● Written exercise
Extract and list every line that contains the word "into".

● Input rows
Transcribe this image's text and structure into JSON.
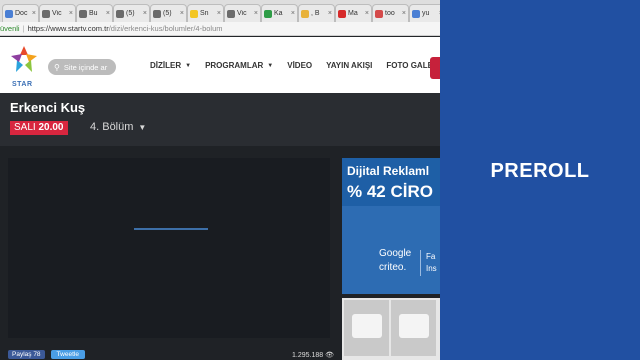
{
  "browser": {
    "tabs": [
      {
        "label": "Doc",
        "color": "#4a7fd4"
      },
      {
        "label": "Vic",
        "color": "#6b6b6b"
      },
      {
        "label": "Bu",
        "color": "#6b6b6b"
      },
      {
        "label": "(5)",
        "color": "#6b6b6b"
      },
      {
        "label": "(5)",
        "color": "#6b6b6b"
      },
      {
        "label": "Sn",
        "color": "#f3c623"
      },
      {
        "label": "Vic",
        "color": "#6b6b6b"
      },
      {
        "label": "Ka",
        "color": "#2e9c46"
      },
      {
        "label": ", B",
        "color": "#e8b23a"
      },
      {
        "label": "Ma",
        "color": "#d62a2a"
      },
      {
        "label": "too",
        "color": "#d44a4a"
      },
      {
        "label": "yu",
        "color": "#4a7fd4"
      }
    ],
    "address": {
      "security_label": "üvenli",
      "url_host": "https://www.startv.com.tr",
      "url_path": "/dizi/erkenci-kus/bolumler/4-bolum"
    }
  },
  "site": {
    "logo_text": "STAR",
    "search_placeholder": "Site içinde ar",
    "nav": [
      {
        "label": "DİZİLER",
        "has_caret": true
      },
      {
        "label": "PROGRAMLAR",
        "has_caret": true
      },
      {
        "label": "VİDEO",
        "has_caret": false
      },
      {
        "label": "YAYIN AKIŞI",
        "has_caret": false
      },
      {
        "label": "FOTO GALERİ",
        "has_caret": false
      }
    ]
  },
  "show": {
    "title": "Erkenci Kuş",
    "day": "SALI",
    "time": "20.00",
    "episode": "4. Bölüm"
  },
  "player": {
    "view_count": "1.295.188",
    "share_facebook": "Paylaş 78",
    "share_twitter": "Tweetle"
  },
  "ad": {
    "headline": "Dijital Reklaml",
    "big_text": "% 42 CİRO",
    "brand_1": "Google",
    "brand_2": "criteo.",
    "side_1": "Fa",
    "side_2": "Ins"
  },
  "overlay": {
    "label": "PREROLL",
    "panel_color": "#2150a2"
  }
}
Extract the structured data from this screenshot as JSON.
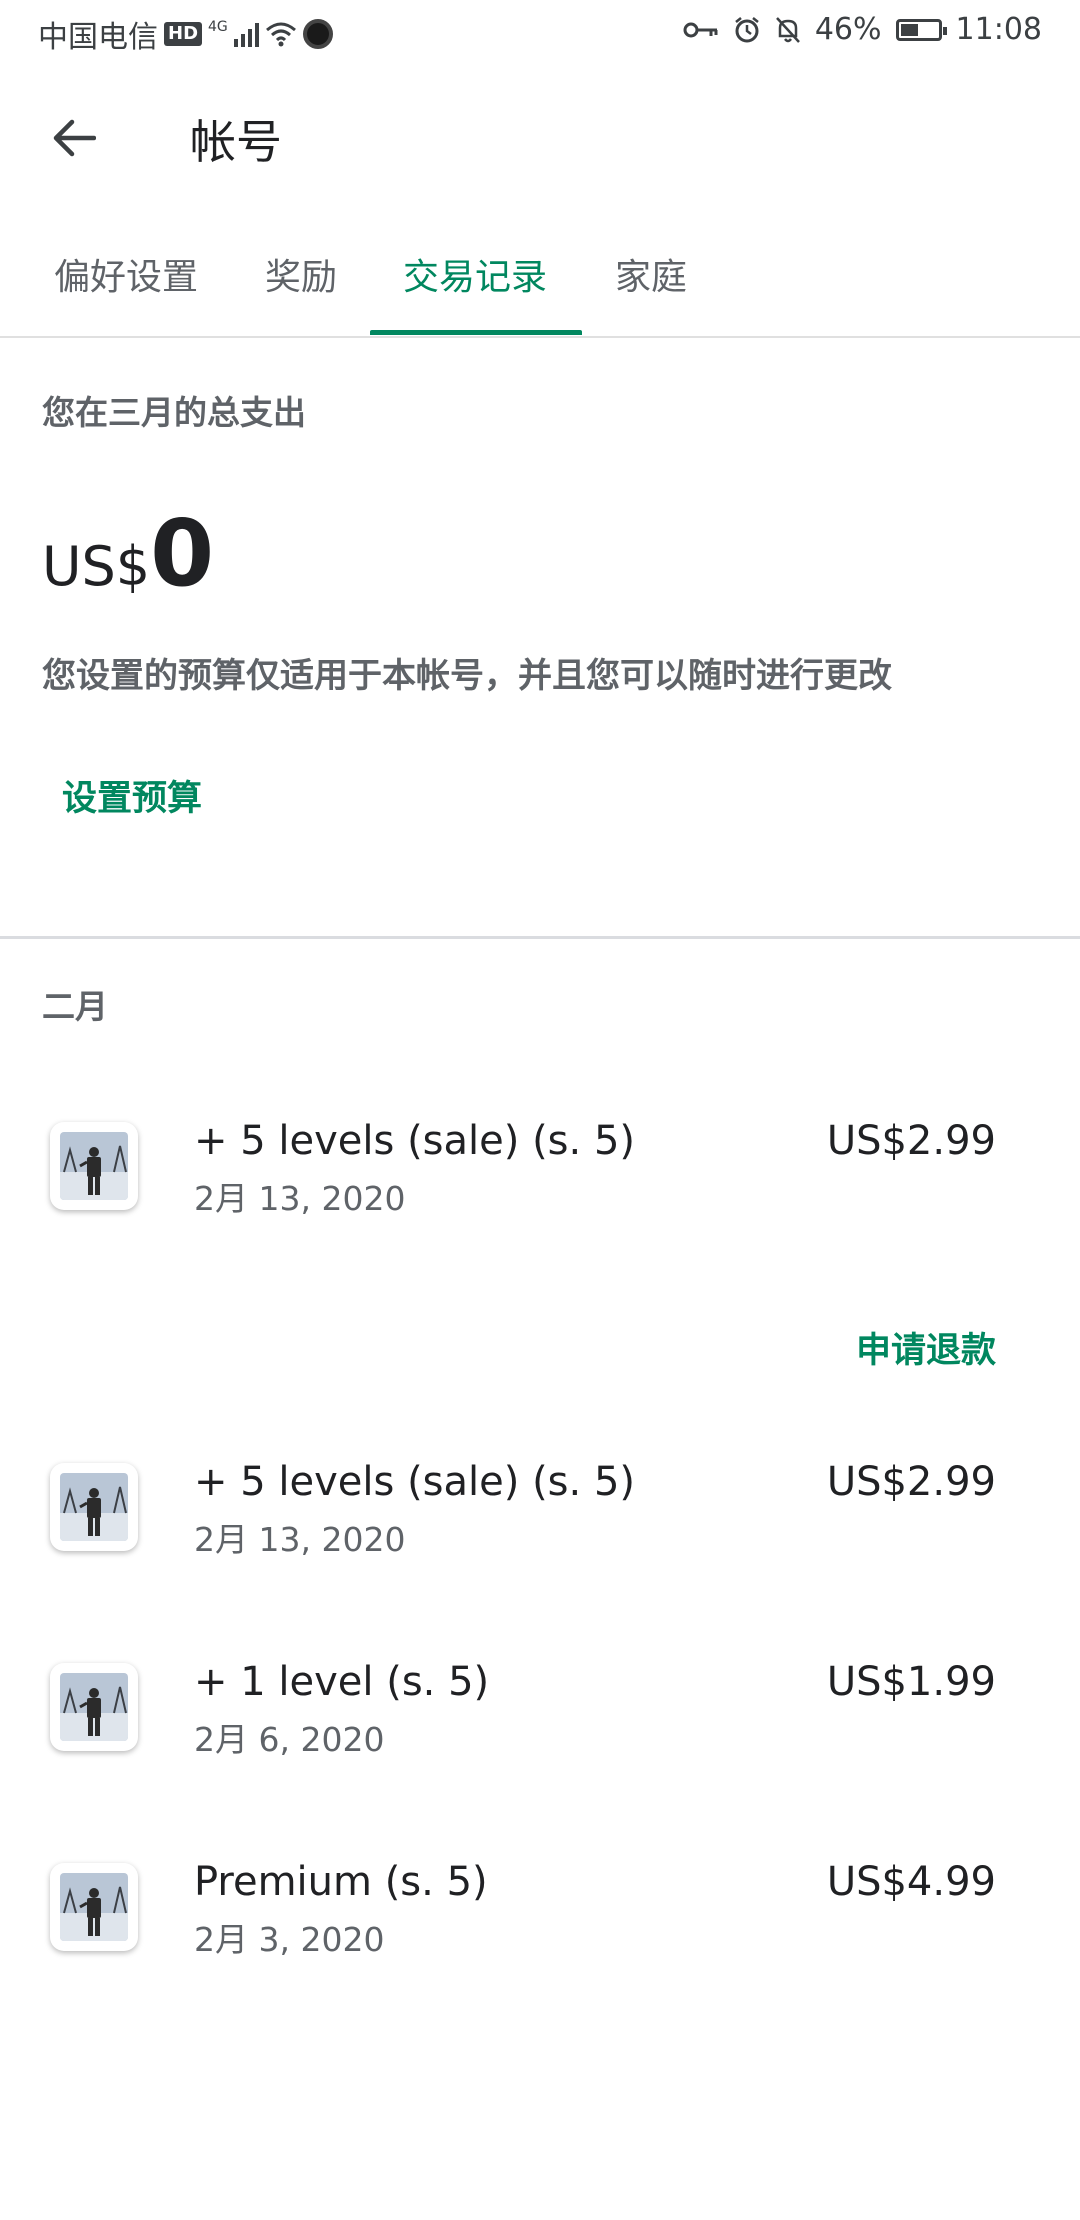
{
  "status_bar": {
    "carrier": "中国电信",
    "hd": "HD",
    "network": "4G",
    "battery": "46%",
    "battery_level": 0.46,
    "time": "11:08"
  },
  "header": {
    "back_icon": "arrow-left-icon",
    "title": "帐号"
  },
  "tabs": [
    {
      "label": "偏好设置",
      "active": false
    },
    {
      "label": "奖励",
      "active": false
    },
    {
      "label": "交易记录",
      "active": true
    },
    {
      "label": "家庭",
      "active": false
    }
  ],
  "spending": {
    "label": "您在三月的总支出",
    "currency": "US$",
    "amount": "0",
    "description": "您设置的预算仅适用于本帐号，并且您可以随时进行更改",
    "set_budget": "设置预算"
  },
  "month_label": "二月",
  "refund_label": "申请退款",
  "transactions": [
    {
      "name": "+ 5 levels (sale) (s. 5)",
      "date": "2月 13, 2020",
      "price": "US$2.99"
    },
    {
      "name": "+ 5 levels (sale) (s. 5)",
      "date": "2月 13, 2020",
      "price": "US$2.99"
    },
    {
      "name": "+ 1 level (s. 5)",
      "date": "2月 6, 2020",
      "price": "US$1.99"
    },
    {
      "name": "Premium (s. 5)",
      "date": "2月 3, 2020",
      "price": "US$4.99"
    }
  ],
  "colors": {
    "accent": "#01875f",
    "text_primary": "#202124",
    "text_secondary": "#5f6368"
  }
}
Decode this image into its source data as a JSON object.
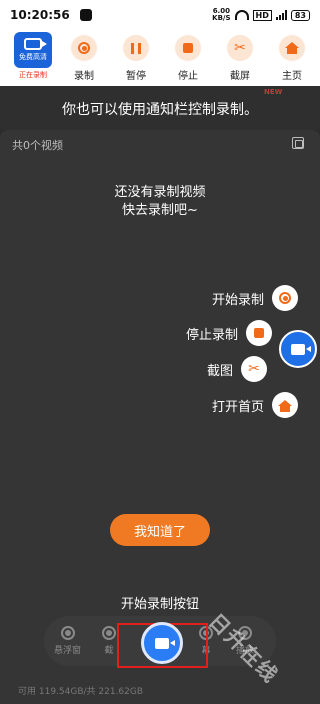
{
  "status_bar": {
    "time": "10:20:56",
    "speed_value": "6.00",
    "speed_unit": "KB/S",
    "hd": "HD",
    "battery": "83"
  },
  "toolbar": {
    "app_label": "免费高清",
    "app_status": "正在录制",
    "tools": [
      {
        "label": "录制",
        "icon": "record-icon"
      },
      {
        "label": "暂停",
        "icon": "pause-icon"
      },
      {
        "label": "停止",
        "icon": "stop-icon"
      },
      {
        "label": "截屏",
        "icon": "scissors-icon"
      },
      {
        "label": "主页",
        "icon": "home-icon"
      }
    ]
  },
  "hint": "你也可以使用通知栏控制录制。",
  "ghost_new": "NEW",
  "list": {
    "count": "共0个视频",
    "empty_line1": "还没有录制视频",
    "empty_line2": "快去录制吧~"
  },
  "guide": [
    {
      "label": "开始录制",
      "icon": "record-icon"
    },
    {
      "label": "停止录制",
      "icon": "stop-icon"
    },
    {
      "label": "截图",
      "icon": "scissors-icon"
    },
    {
      "label": "打开首页",
      "icon": "home-icon"
    }
  ],
  "ok_button": "我知道了",
  "start_button_label": "开始录制按钮",
  "dock": {
    "items": [
      "悬浮窗",
      "截",
      "幕",
      "播放"
    ]
  },
  "storage": "可用 119.54GB/共 221.62GB",
  "watermark": "日升在线",
  "colors": {
    "accent_orange": "#f07a24",
    "accent_blue": "#1f6fe6",
    "highlight_red": "#e0201d"
  }
}
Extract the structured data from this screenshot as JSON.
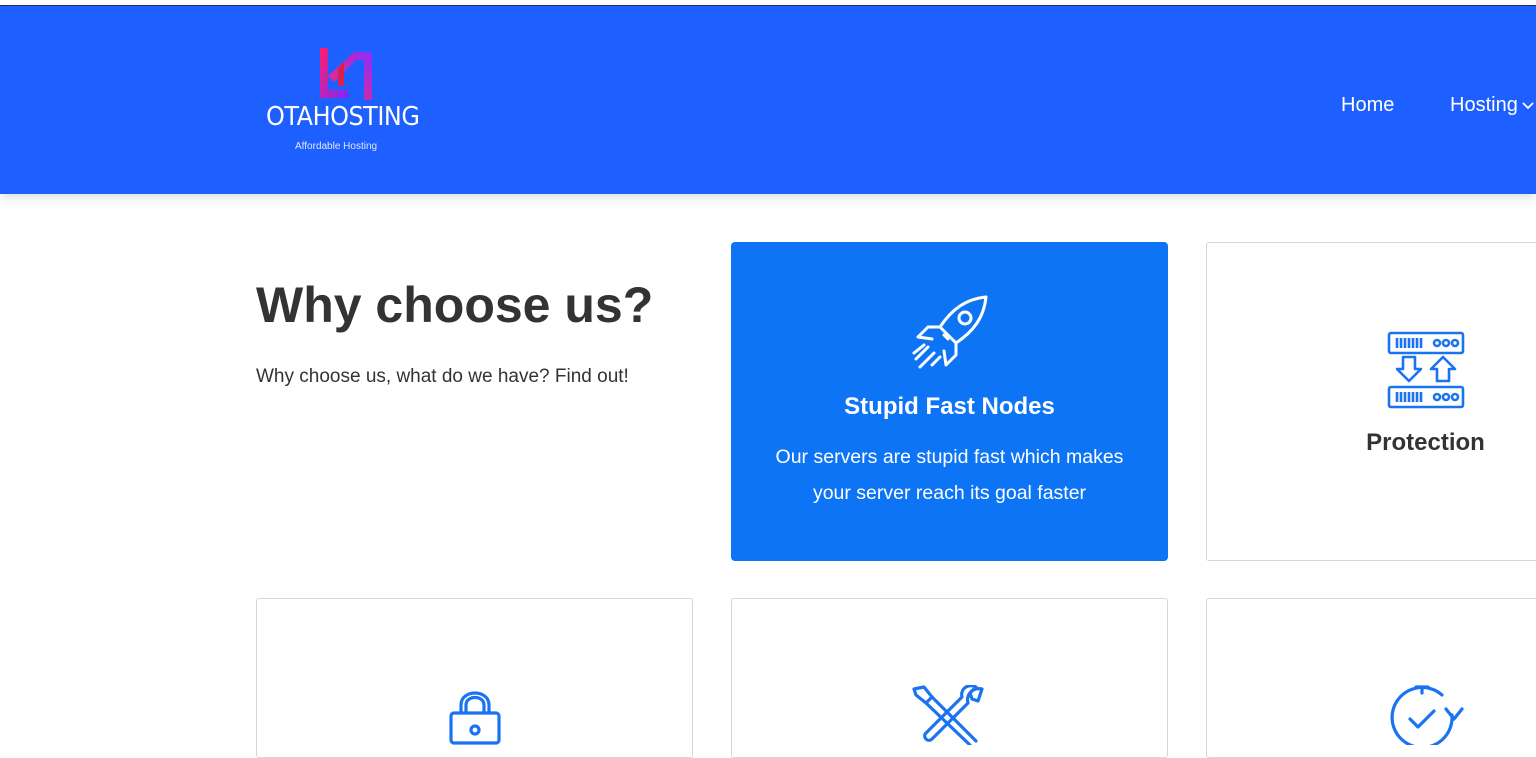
{
  "brand": {
    "name": "OTAHOSTING",
    "tagline": "Affordable Hosting",
    "colors": {
      "header": "#1e5fff",
      "card_active": "#0d75f5",
      "icon": "#1a73f0"
    }
  },
  "nav": {
    "items": [
      {
        "label": "Home"
      },
      {
        "label": "Hosting",
        "icon": "chevron-down-icon"
      }
    ]
  },
  "section": {
    "title": "Why choose us?",
    "subtitle": "Why choose us, what do we have? Find out!"
  },
  "features": [
    {
      "icon": "rocket-icon",
      "title": "Stupid Fast Nodes",
      "description": "Our servers are stupid fast which makes your server reach its goal faster",
      "active": true
    },
    {
      "icon": "server-transfer-icon",
      "title": "Protection"
    },
    {
      "icon": "padlock-icon"
    },
    {
      "icon": "tools-icon"
    },
    {
      "icon": "clock-refresh-icon"
    }
  ]
}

● Complete output
Transcribe this image's text and structure into JSON.
Decode this image into its source data as a JSON object.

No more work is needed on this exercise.